• EXERCISE TASK
For the copy, please give all of the data again exactly and leave the pictures out.

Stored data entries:
** Begin **
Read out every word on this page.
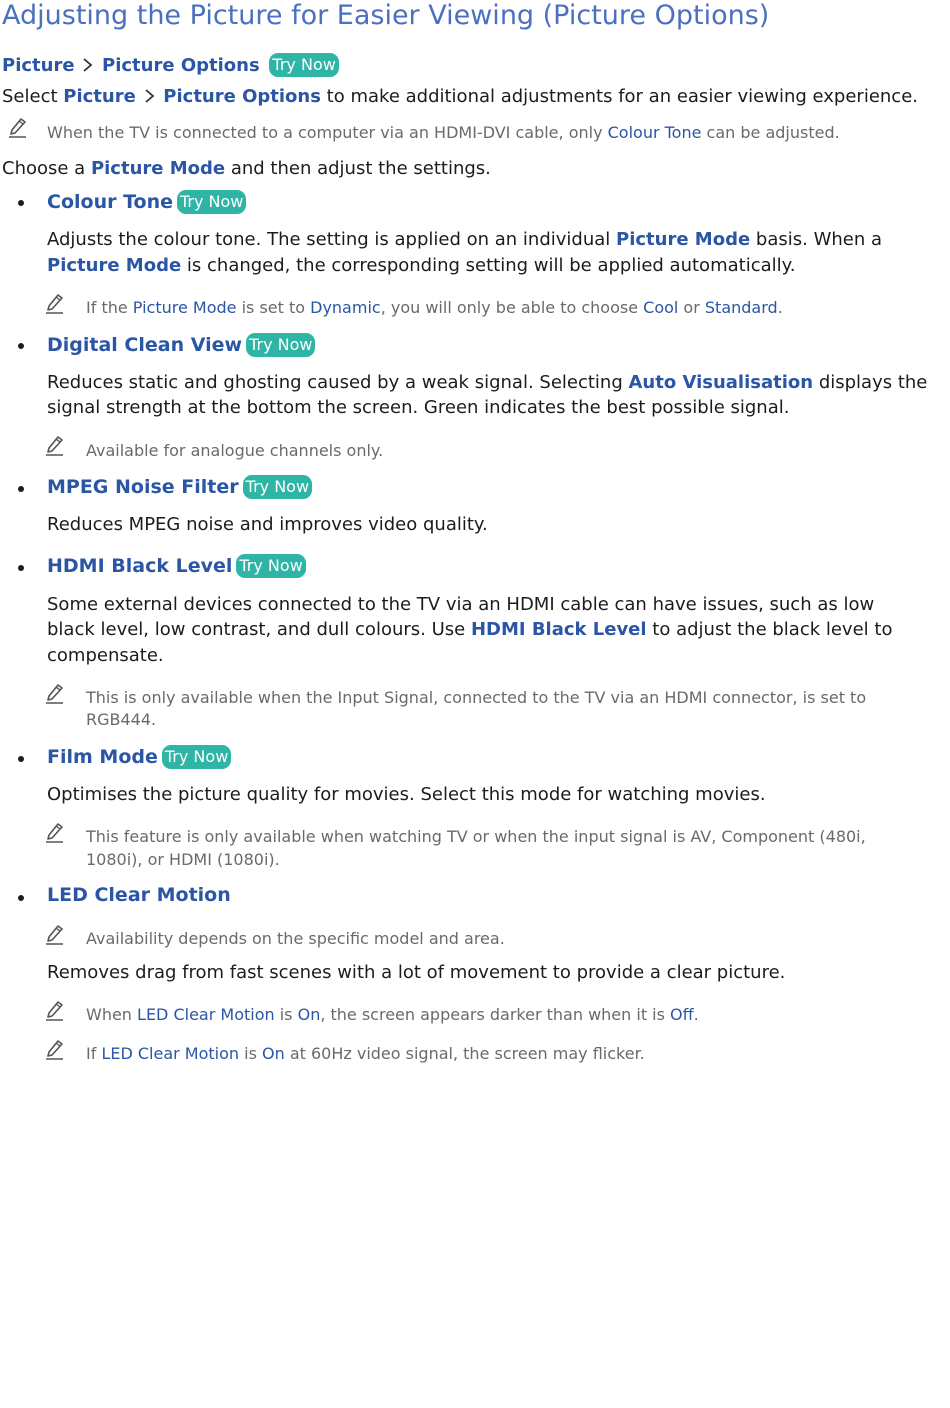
Adjusting the Picture for Easier Viewing (Picture Options)
Picture Picture Options Try Now
Select Picture Picture Options to make additional adjustments for an easier viewing experience.
When the TV is connected to a computer via an HDMI-DVI cable, only Colour Tone can be adjusted.
Choose a Picture Mode and then adjust the settings.
Colour Tone Try Now
Adjusts the colour tone. The setting is applied on an individual Picture Mode basis. When a
Picture Mode is changed, the corresponding setting will be applied automatically.
If the Picture Mode is set to Dynamic, you will only be able to choose Cool or Standard.
Digital Clean View Try Now
Reduces static and ghosting caused by a weak signal. Selecting Auto Visualisation displays the
signal strength at the bottom the screen. Green indicates the best possible signal.
Available for analogue channels only.
MPEG Noise Filter Try Now
Reduces MPEG noise and improves video quality.
HDMI Black Level Try Now
Some external devices connected to the TV via an HDMI cable can have issues, such as low
black level, low contrast, and dull colours. Use HDMI Black Level to adjust the black level to
compensate.
This is only available when the Input Signal, connected to the TV via an HDMI connector, is set to
RGB444.
Film Mode Try Now
Optimises the picture quality for movies. Select this mode for watching movies.
This feature is only available when watching TV or when the input signal is AV, Component (480i,
1080i), or HDMI (1080i).
LED Clear Motion
Availability depends on the specific model and area.
Removes drag from fast scenes with a lot of movement to provide a clear picture.
When LED Clear Motion is On, the screen appears darker than when it is Off.
If LED Clear Motion is On at 60Hz video signal, the screen may flicker.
** End **
• CORRECT OUTPUT
Read out every word on this page.
Adjusting the Picture for Easier Viewing (Picture Options)
Picture Picture Options Try Now
Select Picture Picture Options to make additional adjustments for an easier viewing experience.
When the TV is connected to a computer via an HDMI-DVI cable, only Colour Tone can be adjusted.
Choose a Picture Mode and then adjust the settings.
Colour Tone Try Now
Adjusts the colour tone. The setting is applied on an individual Picture Mode basis. When a
Picture Mode is changed, the corresponding setting will be applied automatically.
If the Picture Mode is set to Dynamic, you will only be able to choose Cool or Standard.
Digital Clean View Try Now
Reduces static and ghosting caused by a weak signal. Selecting Auto Visualisation displays the
signal strength at the bottom the screen. Green indicates the best possible signal.
Available for analogue channels only.
MPEG Noise Filter Try Now
Reduces MPEG noise and improves video quality.
HDMI Black Level Try Now
Some external devices connected to the TV via an HDMI cable can have issues, such as low
black level, low contrast, and dull colours. Use HDMI Black Level to adjust the black level to
compensate.
This is only available when the Input Signal, connected to the TV via an HDMI connector, is set to
RGB444.
Film Mode Try Now
Optimises the picture quality for movies. Select this mode for watching movies.
This feature is only available when watching TV or when the input signal is AV, Component (480i,
1080i), or HDMI (1080i).
LED Clear Motion
Availability depends on the specific model and area.
Removes drag from fast scenes with a lot of movement to provide a clear picture.
When LED Clear Motion is On, the screen appears darker than when it is Off.
If LED Clear Motion is On at 60Hz video signal, the screen may flicker.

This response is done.